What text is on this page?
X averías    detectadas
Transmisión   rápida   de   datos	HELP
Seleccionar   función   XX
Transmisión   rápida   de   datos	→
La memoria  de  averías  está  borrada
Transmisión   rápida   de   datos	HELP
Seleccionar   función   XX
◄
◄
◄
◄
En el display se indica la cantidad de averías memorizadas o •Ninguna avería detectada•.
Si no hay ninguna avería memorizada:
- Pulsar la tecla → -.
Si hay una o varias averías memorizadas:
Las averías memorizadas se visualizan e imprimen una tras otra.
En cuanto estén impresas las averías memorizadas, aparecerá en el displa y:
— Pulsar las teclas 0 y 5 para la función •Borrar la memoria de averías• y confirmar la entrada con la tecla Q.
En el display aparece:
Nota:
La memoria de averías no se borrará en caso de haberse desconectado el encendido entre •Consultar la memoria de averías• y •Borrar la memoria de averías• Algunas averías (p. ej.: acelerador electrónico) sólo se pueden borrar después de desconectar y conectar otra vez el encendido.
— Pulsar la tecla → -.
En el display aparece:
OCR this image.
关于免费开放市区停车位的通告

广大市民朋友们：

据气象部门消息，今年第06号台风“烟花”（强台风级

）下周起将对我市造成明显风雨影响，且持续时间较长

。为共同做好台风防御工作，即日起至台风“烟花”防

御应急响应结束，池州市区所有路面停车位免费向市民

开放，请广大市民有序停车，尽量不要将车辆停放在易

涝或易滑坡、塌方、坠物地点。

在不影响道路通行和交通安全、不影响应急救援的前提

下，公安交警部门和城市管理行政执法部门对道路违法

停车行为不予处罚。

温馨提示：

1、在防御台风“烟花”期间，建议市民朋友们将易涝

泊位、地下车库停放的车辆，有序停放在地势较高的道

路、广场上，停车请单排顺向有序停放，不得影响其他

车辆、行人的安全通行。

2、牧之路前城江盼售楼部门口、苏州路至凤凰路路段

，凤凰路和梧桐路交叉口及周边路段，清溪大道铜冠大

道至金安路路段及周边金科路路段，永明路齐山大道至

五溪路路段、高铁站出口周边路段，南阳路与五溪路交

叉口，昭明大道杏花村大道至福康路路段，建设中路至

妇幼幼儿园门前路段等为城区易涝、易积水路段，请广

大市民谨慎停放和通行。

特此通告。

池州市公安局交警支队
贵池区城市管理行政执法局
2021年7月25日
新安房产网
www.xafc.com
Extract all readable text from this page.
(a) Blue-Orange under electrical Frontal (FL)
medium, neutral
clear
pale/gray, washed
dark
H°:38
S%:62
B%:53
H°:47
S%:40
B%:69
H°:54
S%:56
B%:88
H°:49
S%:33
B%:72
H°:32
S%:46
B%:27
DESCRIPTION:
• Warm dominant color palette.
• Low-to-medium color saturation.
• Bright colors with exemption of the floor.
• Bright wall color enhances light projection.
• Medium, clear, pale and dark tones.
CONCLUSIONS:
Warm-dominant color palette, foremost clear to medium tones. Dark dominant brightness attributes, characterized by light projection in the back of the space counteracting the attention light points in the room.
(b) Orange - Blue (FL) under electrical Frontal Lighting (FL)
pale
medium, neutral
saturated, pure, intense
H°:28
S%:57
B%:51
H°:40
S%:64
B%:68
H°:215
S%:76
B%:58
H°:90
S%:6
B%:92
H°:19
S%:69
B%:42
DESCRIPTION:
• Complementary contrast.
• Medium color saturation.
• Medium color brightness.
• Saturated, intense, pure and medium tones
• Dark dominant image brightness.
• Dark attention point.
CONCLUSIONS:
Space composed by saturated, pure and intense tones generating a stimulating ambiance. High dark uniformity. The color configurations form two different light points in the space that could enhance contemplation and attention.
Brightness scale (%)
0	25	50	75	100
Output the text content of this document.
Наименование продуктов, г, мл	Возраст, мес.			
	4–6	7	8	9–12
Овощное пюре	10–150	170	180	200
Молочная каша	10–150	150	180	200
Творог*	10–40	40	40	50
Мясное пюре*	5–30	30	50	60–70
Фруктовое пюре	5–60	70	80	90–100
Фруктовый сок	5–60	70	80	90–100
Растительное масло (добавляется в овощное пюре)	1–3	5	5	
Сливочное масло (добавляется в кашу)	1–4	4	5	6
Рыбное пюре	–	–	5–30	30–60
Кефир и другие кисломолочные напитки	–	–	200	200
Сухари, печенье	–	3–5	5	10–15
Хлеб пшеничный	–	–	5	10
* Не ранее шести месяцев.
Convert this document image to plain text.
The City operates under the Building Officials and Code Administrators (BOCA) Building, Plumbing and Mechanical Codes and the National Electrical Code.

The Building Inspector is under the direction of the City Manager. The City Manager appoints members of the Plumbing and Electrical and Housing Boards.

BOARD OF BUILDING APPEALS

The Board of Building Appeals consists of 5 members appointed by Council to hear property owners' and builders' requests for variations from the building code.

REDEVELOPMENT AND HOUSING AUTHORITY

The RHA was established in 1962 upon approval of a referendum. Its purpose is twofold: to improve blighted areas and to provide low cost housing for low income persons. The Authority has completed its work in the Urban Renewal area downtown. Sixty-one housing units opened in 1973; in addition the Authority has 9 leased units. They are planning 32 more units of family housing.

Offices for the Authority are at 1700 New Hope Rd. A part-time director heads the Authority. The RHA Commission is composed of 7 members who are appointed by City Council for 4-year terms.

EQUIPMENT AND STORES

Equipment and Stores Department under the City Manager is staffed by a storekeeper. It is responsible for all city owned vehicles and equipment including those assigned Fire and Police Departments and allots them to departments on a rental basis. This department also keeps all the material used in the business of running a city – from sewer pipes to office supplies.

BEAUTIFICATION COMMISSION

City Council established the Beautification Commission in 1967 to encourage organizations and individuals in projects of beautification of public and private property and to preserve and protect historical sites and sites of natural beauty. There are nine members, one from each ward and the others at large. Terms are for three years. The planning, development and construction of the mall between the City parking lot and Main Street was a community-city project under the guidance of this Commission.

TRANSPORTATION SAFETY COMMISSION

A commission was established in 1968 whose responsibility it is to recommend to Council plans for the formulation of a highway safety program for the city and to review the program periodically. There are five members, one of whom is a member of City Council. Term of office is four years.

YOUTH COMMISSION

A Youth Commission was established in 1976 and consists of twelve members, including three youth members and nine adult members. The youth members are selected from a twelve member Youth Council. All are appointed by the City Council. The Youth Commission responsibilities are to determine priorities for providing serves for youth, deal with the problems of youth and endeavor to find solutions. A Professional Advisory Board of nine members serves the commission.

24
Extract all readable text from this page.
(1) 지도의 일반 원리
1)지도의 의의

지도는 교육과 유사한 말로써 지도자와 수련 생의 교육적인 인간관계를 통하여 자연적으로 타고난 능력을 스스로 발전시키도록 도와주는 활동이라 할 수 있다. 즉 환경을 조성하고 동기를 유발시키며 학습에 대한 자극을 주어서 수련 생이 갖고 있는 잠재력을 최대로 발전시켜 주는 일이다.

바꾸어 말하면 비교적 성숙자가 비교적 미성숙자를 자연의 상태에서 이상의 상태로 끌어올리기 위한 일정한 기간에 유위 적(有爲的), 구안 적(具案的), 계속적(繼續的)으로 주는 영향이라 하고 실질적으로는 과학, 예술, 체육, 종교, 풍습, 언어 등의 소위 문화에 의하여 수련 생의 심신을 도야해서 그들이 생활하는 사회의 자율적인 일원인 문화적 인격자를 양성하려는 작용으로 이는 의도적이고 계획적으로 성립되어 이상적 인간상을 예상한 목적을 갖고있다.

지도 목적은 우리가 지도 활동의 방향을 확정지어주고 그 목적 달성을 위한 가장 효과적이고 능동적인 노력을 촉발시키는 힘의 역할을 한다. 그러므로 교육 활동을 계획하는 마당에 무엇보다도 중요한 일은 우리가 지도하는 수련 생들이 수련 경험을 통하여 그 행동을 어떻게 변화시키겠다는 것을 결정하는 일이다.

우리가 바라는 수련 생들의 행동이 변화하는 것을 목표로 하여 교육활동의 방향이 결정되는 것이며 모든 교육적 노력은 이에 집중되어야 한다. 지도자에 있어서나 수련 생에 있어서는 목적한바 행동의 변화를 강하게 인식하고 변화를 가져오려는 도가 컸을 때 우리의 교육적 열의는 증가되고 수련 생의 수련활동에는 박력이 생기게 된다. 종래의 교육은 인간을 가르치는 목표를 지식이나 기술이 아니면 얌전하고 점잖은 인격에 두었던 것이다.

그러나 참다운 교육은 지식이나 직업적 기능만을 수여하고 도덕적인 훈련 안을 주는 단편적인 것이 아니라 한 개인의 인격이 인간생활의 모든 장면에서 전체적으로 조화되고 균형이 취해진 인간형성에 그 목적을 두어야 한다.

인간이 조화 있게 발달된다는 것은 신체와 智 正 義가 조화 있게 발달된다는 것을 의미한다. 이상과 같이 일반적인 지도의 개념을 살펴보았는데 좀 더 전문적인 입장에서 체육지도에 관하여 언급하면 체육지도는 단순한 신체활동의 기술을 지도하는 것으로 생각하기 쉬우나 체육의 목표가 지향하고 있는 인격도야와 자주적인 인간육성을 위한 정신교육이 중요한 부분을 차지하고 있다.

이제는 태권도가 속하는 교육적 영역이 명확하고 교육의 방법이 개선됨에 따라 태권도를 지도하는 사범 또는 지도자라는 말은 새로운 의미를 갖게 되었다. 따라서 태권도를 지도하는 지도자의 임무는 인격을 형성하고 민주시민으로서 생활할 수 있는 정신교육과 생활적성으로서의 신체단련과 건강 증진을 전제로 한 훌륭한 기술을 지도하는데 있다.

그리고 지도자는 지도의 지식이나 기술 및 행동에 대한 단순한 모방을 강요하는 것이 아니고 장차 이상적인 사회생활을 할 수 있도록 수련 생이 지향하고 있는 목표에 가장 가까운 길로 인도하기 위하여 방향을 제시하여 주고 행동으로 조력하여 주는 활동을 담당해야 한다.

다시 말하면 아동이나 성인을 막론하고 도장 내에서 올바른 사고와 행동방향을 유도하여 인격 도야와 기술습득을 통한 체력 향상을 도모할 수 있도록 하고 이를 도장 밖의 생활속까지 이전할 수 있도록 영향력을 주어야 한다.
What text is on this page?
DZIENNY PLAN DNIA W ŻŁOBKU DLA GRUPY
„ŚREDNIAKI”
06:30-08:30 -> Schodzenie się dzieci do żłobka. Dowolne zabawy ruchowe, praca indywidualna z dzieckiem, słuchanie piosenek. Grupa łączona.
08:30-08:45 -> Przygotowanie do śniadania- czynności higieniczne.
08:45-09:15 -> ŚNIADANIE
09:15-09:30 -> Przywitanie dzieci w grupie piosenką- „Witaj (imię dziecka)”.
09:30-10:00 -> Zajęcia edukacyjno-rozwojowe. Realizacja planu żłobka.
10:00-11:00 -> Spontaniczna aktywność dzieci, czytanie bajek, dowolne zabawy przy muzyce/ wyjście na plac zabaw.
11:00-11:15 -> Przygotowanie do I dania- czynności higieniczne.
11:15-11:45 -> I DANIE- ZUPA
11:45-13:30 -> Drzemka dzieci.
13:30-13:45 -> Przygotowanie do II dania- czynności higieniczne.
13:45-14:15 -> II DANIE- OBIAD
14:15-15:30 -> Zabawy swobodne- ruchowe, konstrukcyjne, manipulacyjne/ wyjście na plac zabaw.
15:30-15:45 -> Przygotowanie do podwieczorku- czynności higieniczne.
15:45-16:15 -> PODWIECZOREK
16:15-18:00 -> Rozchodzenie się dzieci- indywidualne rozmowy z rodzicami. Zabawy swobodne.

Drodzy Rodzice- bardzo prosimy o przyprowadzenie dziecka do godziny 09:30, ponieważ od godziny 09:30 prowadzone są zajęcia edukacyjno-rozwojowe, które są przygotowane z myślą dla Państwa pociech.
===============
DIRECTION
Give the count of lines in the data shown above that contain "document", and nothing else.

OUTPUT OF THE TASK
2